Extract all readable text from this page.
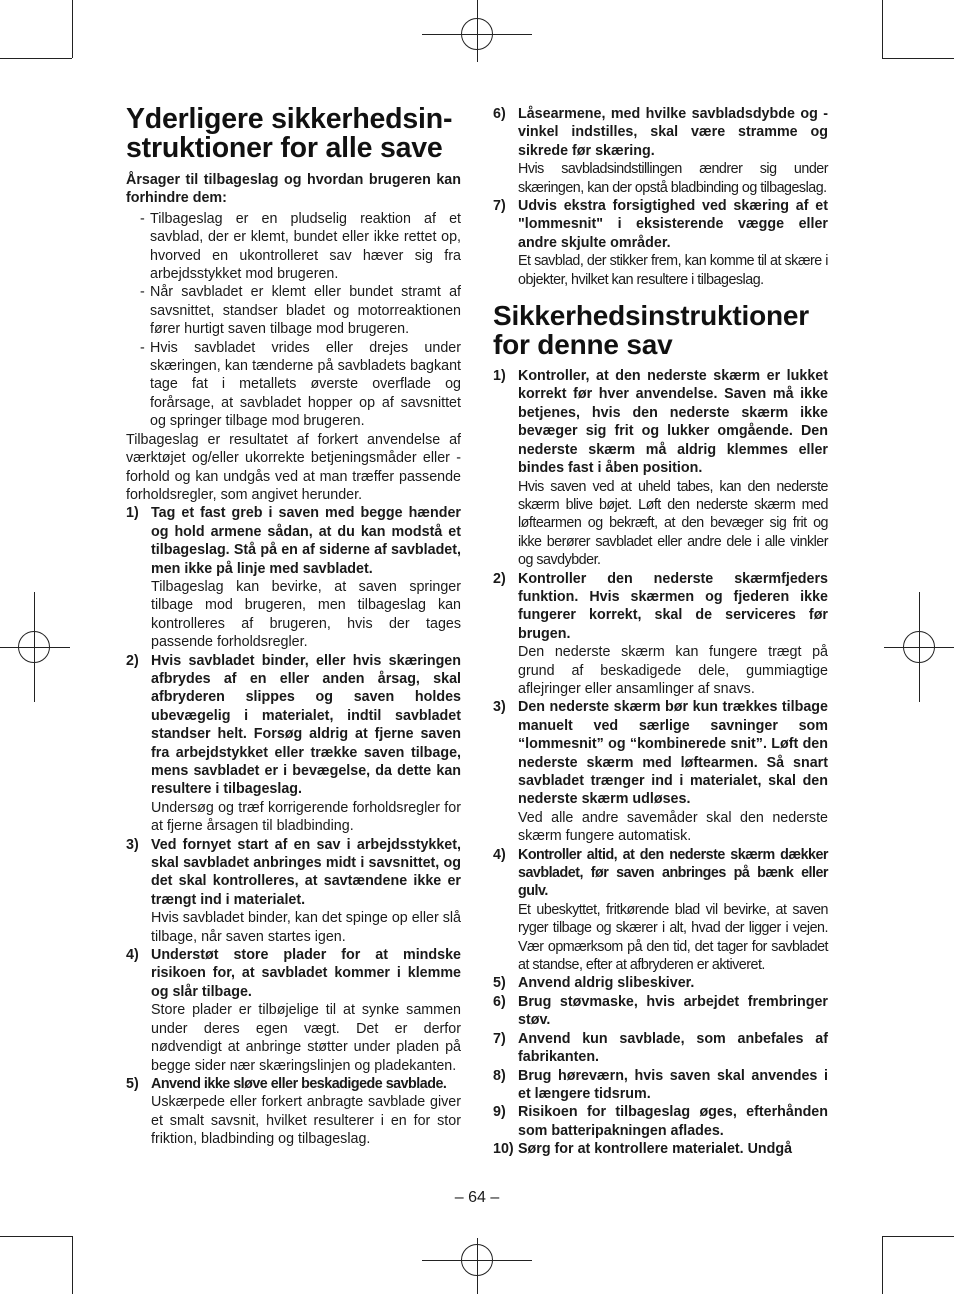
Yderligere sikkerhedsin-
struktioner for alle save

Årsager til tilbageslag og hvordan brugeren kan forhindre dem:

- Tilbageslag er en pludselig reaktion af et savblad, der er klemt, bundet eller ikke rettet op, hvorved en ukontrolleret sav hæver sig fra arbejdsstykket mod brugeren.

- Når savbladet er klemt eller bundet stramt af savsnittet, standser bladet og motorreaktionen fører hurtigt saven tilbage mod brugeren.

- Hvis savbladet vrides eller drejes under skæringen, kan tænderne på savbladets bagkant tage fat i metallets øverste overflade og forårsage, at savbladet hopper op af savsnittet og springer tilbage mod brugeren.

Tilbageslag er resultatet af forkert anvendelse af værktøjet og/eller ukorrekte betjeningsmåder eller -forhold og kan undgås ved at man træffer passende forholdsregler, som angivet herunder.

1) Tag et fast greb i saven med begge hænder og hold armene sådan, at du kan modstå et tilbageslag. Stå på en af siderne af savbladet, men ikke på linje med savbladet.

Tilbageslag kan bevirke, at saven springer tilbage mod brugeren, men tilbageslag kan kontrolleres af brugeren, hvis der tages passende forholdsregler.

2) Hvis savbladet binder, eller hvis skæringen afbrydes af en eller anden årsag, skal afbryderen slippes og saven holdes ubevægelig i materialet, indtil savbladet standser helt. Forsøg aldrig at fjerne saven fra arbejdstykket eller trække saven tilbage, mens savbladet er i bevægelse, da dette kan resultere i tilbageslag.

Undersøg og træf korrigerende forholdsregler for at fjerne årsagen til bladbinding.

3) Ved fornyet start af en sav i arbejdsstykket, skal savbladet anbringes midt i savsnittet, og det skal kontrolleres, at savtændene ikke er trængt ind i materialet.

Hvis savbladet binder, kan det spinge op eller slå tilbage, når saven startes igen.

4) Understøt store plader for at mindske risikoen for, at savbladet kommer i klemme og slår tilbage.

Store plader er tilbøjelige til at synke sammen under deres egen vægt. Det er derfor nødvendigt at anbringe støtter under pladen på begge sider nær skæringslinjen og pladekanten.

5) Anvend ikke sløve eller beskadigede savblade.

Uskærpede eller forkert anbragte savblade giver et smalt savsnit, hvilket resulterer i en for stor friktion, bladbinding og tilbageslag.

6) Låsearmene, med hvilke savbladsdybde og -vinkel indstilles, skal være stramme og sikrede før skæring.

Hvis savbladsindstillingen ændrer sig under skæringen, kan der opstå bladbinding og tilbageslag.

7) Udvis ekstra forsigtighed ved skæring af et "lommesnit" i eksisterende vægge eller andre skjulte områder.

Et savblad, der stikker frem, kan komme til at skære i objekter, hvilket kan resultere i tilbageslag.

Sikkerhedsinstruktioner
for denne sav
1) Kontroller, at den nederste skærm er lukket korrekt før hver anvendelse. Saven må ikke betjenes, hvis den nederste skærm ikke bevæger sig frit og lukker omgående. Den nederste skærm må aldrig klemmes eller bindes fast i åben position.

Hvis saven ved at uheld tabes, kan den nederste skærm blive bøjet. Løft den nederste skærm med løftearmen og bekræft, at den bevæger sig frit og ikke berører savbladet eller andre dele i alle vinkler og savdybder.

2) Kontroller den nederste skærmfjeders funktion. Hvis skærmen og fjederen ikke fungerer korrekt, skal de serviceres før brugen.

Den nederste skærm kan fungere trægt på grund af beskadigede dele, gummiagtige aflejringer eller ansamlinger af snavs.

3) Den nederste skærm bør kun trækkes tilbage manuelt ved særlige savninger som “lommesnit” og “kombinerede snit”. Løft den nederste skærm med løftearmen. Så snart savbladet trænger ind i materialet, skal den nederste skærm udløses.

Ved alle andre savemåder skal den nederste skærm fungere automatisk.

4) Kontroller altid, at den nederste skærm dækker savbladet, før saven anbringes på bænk eller gulv.

Et ubeskyttet, fritkørende blad vil bevirke, at saven ryger tilbage og skærer i alt, hvad der ligger i vejen. Vær opmærksom på den tid, det tager for savbladet at standse, efter at afbryderen er aktiveret.

5) Anvend aldrig slibeskiver.

6) Brug støvmaske, hvis arbejdet frembringer støv.

7) Anvend kun savblade, som anbefales af fabrikanten.

8) Brug høreværn, hvis saven skal anvendes i et længere tidsrum.

9) Risikoen for tilbageslag øges, efterhånden som batteripakningen aflades.

10) Sørg for at kontrollere materialet. Undgå

– 64 –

● **Given exercise**
Reproduce the full listing faithfully, but do not carry over any pictures.

● **Answer to the exercise**
Extract all readable text from this page.
Yderligere sikkerhedsin-
struktioner for alle save

Årsager til tilbageslag og hvordan brugeren kan forhindre dem:

- Tilbageslag er en pludselig reaktion af et savblad, der er klemt, bundet eller ikke rettet op, hvorved en ukontrolleret sav hæver sig fra arbejdsstykket mod brugeren.

- Når savbladet er klemt eller bundet stramt af savsnittet, standser bladet og motorreaktionen fører hurtigt saven tilbage mod brugeren.

- Hvis savbladet vrides eller drejes under skæringen, kan tænderne på savbladets bagkant tage fat i metallets øverste overflade og forårsage, at savbladet hopper op af savsnittet og springer tilbage mod brugeren.

Tilbageslag er resultatet af forkert anvendelse af værktøjet og/eller ukorrekte betjeningsmåder eller -forhold og kan undgås ved at man træffer passende forholdsregler, som angivet herunder.

1) Tag et fast greb i saven med begge hænder og hold armene sådan, at du kan modstå et tilbageslag. Stå på en af siderne af savbladet, men ikke på linje med savbladet.

Tilbageslag kan bevirke, at saven springer tilbage mod brugeren, men tilbageslag kan kontrolleres af brugeren, hvis der tages passende forholdsregler.

2) Hvis savbladet binder, eller hvis skæringen afbrydes af en eller anden årsag, skal afbryderen slippes og saven holdes ubevægelig i materialet, indtil savbladet standser helt. Forsøg aldrig at fjerne saven fra arbejdstykket eller trække saven tilbage, mens savbladet er i bevægelse, da dette kan resultere i tilbageslag.

Undersøg og træf korrigerende forholdsregler for at fjerne årsagen til bladbinding.

3) Ved fornyet start af en sav i arbejdsstykket, skal savbladet anbringes midt i savsnittet, og det skal kontrolleres, at savtændene ikke er trængt ind i materialet.

Hvis savbladet binder, kan det spinge op eller slå tilbage, når saven startes igen.

4) Understøt store plader for at mindske risikoen for, at savbladet kommer i klemme og slår tilbage.

Store plader er tilbøjelige til at synke sammen under deres egen vægt. Det er derfor nødvendigt at anbringe støtter under pladen på begge sider nær skæringslinjen og pladekanten.

5) Anvend ikke sløve eller beskadigede savblade.

Uskærpede eller forkert anbragte savblade giver et smalt savsnit, hvilket resulterer i en for stor friktion, bladbinding og tilbageslag.

6) Låsearmene, med hvilke savbladsdybde og -vinkel indstilles, skal være stramme og sikrede før skæring.

Hvis savbladsindstillingen ændrer sig under skæringen, kan der opstå bladbinding og tilbageslag.

7) Udvis ekstra forsigtighed ved skæring af et "lommesnit" i eksisterende vægge eller andre skjulte områder.

Et savblad, der stikker frem, kan komme til at skære i objekter, hvilket kan resultere i tilbageslag.

Sikkerhedsinstruktioner
for denne sav
1) Kontroller, at den nederste skærm er lukket korrekt før hver anvendelse. Saven må ikke betjenes, hvis den nederste skærm ikke bevæger sig frit og lukker omgående. Den nederste skærm må aldrig klemmes eller bindes fast i åben position.

Hvis saven ved at uheld tabes, kan den nederste skærm blive bøjet. Løft den nederste skærm med løftearmen og bekræft, at den bevæger sig frit og ikke berører savbladet eller andre dele i alle vinkler og savdybder.

2) Kontroller den nederste skærmfjeders funktion. Hvis skærmen og fjederen ikke fungerer korrekt, skal de serviceres før brugen.

Den nederste skærm kan fungere trægt på grund af beskadigede dele, gummiagtige aflejringer eller ansamlinger af snavs.

3) Den nederste skærm bør kun trækkes tilbage manuelt ved særlige savninger som “lommesnit” og “kombinerede snit”. Løft den nederste skærm med løftearmen. Så snart savbladet trænger ind i materialet, skal den nederste skærm udløses.

Ved alle andre savemåder skal den nederste skærm fungere automatisk.

4) Kontroller altid, at den nederste skærm dækker savbladet, før saven anbringes på bænk eller gulv.

Et ubeskyttet, fritkørende blad vil bevirke, at saven ryger tilbage og skærer i alt, hvad der ligger i vejen. Vær opmærksom på den tid, det tager for savbladet at standse, efter at afbryderen er aktiveret.

5) Anvend aldrig slibeskiver.

6) Brug støvmaske, hvis arbejdet frembringer støv.

7) Anvend kun savblade, som anbefales af fabrikanten.

8) Brug høreværn, hvis saven skal anvendes i et længere tidsrum.

9) Risikoen for tilbageslag øges, efterhånden som batteripakningen aflades.

10) Sørg for at kontrollere materialet. Undgå

– 64 –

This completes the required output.